§ **EXERCISE DATA**
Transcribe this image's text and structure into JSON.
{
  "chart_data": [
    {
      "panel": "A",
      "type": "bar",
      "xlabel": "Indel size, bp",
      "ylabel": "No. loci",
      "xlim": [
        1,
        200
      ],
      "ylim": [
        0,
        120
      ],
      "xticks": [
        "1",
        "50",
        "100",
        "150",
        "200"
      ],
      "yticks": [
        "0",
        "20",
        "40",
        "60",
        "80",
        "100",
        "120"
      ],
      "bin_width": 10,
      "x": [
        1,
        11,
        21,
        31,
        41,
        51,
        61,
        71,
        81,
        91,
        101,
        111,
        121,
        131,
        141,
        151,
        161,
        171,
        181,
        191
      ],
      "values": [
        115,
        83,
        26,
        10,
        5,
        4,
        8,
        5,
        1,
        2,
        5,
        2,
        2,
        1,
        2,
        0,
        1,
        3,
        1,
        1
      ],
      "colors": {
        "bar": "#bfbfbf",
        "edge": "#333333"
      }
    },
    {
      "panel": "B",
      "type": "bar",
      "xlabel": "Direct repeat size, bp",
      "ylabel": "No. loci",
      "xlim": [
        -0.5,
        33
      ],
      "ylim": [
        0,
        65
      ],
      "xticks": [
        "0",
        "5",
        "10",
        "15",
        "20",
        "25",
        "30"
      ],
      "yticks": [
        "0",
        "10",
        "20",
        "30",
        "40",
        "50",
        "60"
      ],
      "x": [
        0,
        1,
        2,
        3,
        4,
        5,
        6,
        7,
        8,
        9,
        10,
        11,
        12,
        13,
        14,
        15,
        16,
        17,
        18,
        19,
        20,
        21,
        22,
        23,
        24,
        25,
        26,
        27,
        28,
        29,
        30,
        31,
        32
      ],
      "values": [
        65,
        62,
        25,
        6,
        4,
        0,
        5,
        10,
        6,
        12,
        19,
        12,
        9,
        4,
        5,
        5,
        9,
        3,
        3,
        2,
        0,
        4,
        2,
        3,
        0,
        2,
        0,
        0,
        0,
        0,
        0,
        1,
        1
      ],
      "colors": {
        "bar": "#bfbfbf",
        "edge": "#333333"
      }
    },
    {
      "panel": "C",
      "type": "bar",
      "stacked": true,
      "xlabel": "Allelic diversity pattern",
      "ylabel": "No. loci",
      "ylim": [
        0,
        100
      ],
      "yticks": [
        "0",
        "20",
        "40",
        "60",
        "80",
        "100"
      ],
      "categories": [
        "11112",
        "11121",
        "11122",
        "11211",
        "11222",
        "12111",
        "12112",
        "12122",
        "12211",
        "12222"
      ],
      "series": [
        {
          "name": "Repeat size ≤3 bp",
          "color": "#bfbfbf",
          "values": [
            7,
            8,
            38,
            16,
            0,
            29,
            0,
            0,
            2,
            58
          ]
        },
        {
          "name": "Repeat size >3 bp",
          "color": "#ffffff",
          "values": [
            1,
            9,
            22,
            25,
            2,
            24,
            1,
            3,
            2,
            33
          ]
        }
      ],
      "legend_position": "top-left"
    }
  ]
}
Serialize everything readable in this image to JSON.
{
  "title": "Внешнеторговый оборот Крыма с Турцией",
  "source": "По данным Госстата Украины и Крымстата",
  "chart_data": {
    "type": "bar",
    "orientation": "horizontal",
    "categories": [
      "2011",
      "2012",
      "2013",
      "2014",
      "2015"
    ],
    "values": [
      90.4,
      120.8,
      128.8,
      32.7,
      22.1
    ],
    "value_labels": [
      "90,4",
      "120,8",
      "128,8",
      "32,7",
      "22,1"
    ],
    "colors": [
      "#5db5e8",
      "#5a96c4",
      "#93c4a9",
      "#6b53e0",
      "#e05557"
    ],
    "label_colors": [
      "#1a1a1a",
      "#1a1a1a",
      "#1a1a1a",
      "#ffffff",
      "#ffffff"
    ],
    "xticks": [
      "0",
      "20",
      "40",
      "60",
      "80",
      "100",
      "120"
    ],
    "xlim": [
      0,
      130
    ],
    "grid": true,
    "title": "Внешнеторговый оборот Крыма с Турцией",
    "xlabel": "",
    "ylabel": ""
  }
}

§ **WRITTEN EXERCISE**
In the material above, find each line that contains the word "name", and select it.

§ **COMPLETE OUTPUT**
          "name": "Repeat size ≤3 bp",
          "name": "Repeat size >3 bp",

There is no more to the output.